• [DATA TO USE]
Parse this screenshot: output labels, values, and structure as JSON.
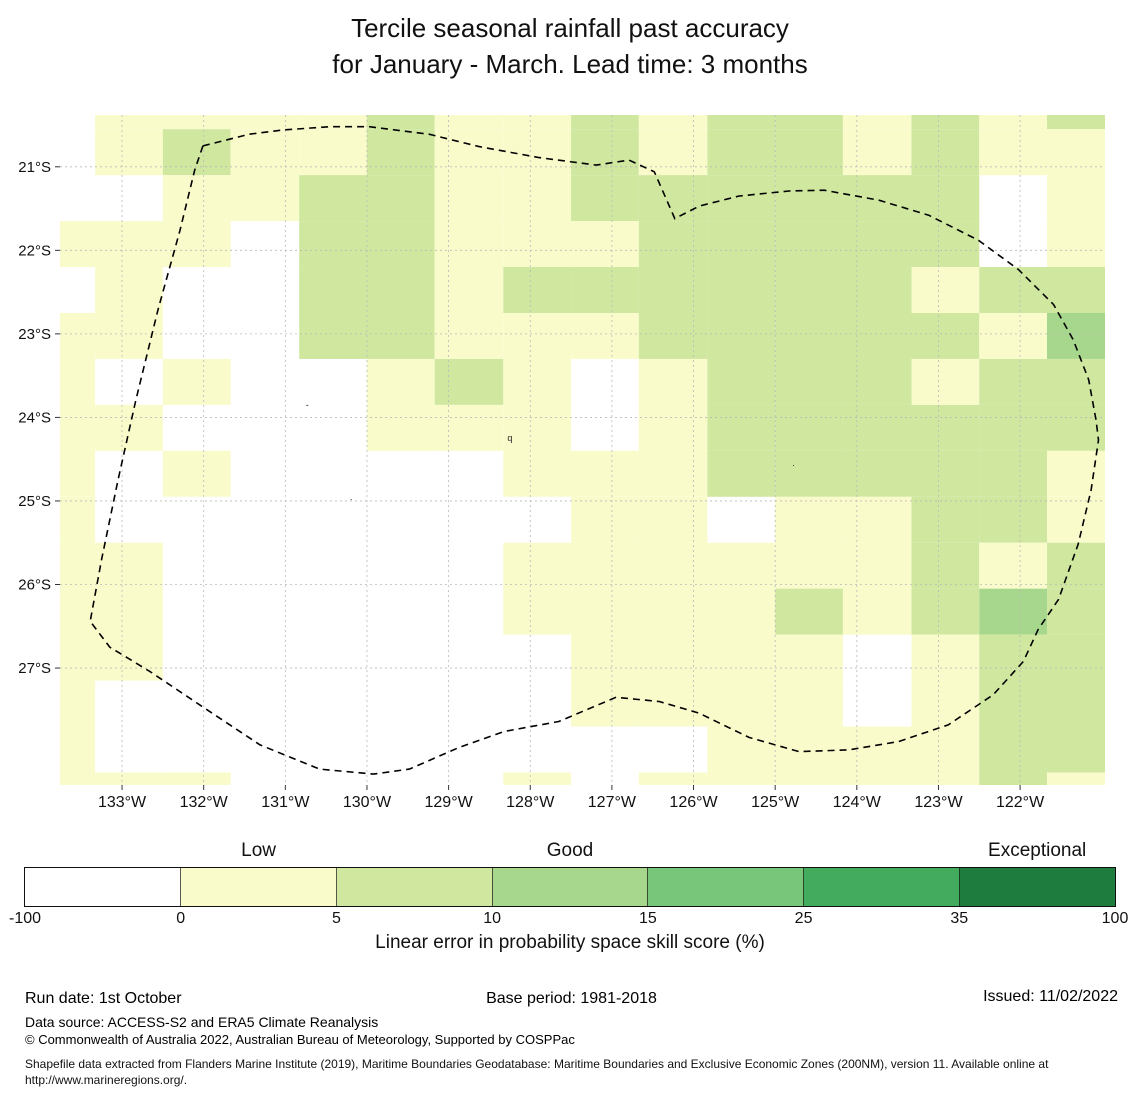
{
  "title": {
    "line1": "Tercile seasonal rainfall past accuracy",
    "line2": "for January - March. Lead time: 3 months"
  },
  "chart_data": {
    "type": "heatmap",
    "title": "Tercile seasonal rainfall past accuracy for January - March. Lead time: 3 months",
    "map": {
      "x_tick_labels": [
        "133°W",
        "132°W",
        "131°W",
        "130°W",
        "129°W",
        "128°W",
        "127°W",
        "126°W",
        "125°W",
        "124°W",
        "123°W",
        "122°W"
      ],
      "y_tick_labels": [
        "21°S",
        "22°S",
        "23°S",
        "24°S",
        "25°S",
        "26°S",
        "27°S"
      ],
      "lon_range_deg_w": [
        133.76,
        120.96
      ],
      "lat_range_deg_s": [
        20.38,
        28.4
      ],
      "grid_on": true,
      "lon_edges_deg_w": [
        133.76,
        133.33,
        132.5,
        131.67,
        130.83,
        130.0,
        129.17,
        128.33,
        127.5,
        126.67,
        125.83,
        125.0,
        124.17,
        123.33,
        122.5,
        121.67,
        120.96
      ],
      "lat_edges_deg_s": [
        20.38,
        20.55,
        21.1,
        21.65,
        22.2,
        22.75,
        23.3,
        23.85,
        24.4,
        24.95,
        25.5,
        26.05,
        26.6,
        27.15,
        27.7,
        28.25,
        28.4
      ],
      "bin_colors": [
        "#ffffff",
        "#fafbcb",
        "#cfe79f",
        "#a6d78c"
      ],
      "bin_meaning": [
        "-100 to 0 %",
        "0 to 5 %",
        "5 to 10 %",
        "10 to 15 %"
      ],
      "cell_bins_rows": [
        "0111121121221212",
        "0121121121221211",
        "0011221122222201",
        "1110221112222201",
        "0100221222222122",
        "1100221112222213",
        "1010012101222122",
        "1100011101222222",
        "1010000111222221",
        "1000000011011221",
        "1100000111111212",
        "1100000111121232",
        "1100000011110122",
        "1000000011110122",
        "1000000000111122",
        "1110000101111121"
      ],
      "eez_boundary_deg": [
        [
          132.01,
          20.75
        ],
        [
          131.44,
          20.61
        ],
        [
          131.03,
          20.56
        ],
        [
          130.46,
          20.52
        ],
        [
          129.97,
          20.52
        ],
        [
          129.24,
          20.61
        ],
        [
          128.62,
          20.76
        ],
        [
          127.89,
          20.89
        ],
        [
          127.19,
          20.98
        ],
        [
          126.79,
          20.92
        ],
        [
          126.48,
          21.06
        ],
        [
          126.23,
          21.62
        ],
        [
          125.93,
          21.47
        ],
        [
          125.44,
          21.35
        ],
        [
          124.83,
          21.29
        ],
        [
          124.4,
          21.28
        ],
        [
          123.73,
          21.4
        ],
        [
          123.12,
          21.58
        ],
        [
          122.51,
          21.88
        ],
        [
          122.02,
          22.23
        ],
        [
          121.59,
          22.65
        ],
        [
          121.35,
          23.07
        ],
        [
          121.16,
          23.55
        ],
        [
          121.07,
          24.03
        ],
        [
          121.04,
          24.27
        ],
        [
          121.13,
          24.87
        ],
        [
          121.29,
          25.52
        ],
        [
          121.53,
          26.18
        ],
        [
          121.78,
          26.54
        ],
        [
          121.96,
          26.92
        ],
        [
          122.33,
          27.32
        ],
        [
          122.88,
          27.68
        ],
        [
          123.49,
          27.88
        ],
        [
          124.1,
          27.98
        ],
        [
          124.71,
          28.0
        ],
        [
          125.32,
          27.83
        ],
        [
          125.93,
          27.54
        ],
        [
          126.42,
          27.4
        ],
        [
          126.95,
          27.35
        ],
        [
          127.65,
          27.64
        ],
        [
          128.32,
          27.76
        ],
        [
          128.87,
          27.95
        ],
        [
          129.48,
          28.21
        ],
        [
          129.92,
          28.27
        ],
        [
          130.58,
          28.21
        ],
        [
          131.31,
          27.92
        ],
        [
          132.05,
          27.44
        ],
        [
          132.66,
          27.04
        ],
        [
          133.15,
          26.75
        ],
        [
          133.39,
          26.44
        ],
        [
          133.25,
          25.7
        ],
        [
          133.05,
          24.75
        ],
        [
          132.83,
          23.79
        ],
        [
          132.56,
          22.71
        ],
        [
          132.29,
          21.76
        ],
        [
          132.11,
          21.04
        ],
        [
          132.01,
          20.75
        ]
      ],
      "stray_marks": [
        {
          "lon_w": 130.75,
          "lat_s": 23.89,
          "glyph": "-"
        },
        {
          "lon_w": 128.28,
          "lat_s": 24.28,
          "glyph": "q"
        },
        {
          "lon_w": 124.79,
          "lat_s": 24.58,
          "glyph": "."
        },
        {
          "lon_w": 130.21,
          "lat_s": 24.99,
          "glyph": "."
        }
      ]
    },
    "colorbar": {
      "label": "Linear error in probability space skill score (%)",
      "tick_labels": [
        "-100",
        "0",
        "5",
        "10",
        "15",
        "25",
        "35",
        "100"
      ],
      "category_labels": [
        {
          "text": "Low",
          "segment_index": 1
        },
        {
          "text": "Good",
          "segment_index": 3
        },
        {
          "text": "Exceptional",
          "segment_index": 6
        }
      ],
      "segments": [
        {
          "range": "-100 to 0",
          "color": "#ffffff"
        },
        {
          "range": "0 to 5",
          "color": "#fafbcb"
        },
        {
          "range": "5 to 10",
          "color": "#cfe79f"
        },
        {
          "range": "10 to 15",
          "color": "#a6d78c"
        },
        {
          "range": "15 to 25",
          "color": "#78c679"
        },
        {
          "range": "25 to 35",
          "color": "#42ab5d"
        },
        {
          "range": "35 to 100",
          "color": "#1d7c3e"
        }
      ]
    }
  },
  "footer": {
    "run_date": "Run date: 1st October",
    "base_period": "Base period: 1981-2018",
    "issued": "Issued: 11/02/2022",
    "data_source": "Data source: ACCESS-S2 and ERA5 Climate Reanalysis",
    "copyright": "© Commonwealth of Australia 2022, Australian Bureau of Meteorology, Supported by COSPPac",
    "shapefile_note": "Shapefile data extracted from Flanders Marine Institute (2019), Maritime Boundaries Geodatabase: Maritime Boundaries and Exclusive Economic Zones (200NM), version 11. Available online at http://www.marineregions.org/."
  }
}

• [OBJECTIVE] In the listing above, find each line with the word "title" and copy it.

• [FULL RESPONSE]
  "title": {
    "title": "Tercile seasonal rainfall past accuracy for January - March. Lead time: 3 months",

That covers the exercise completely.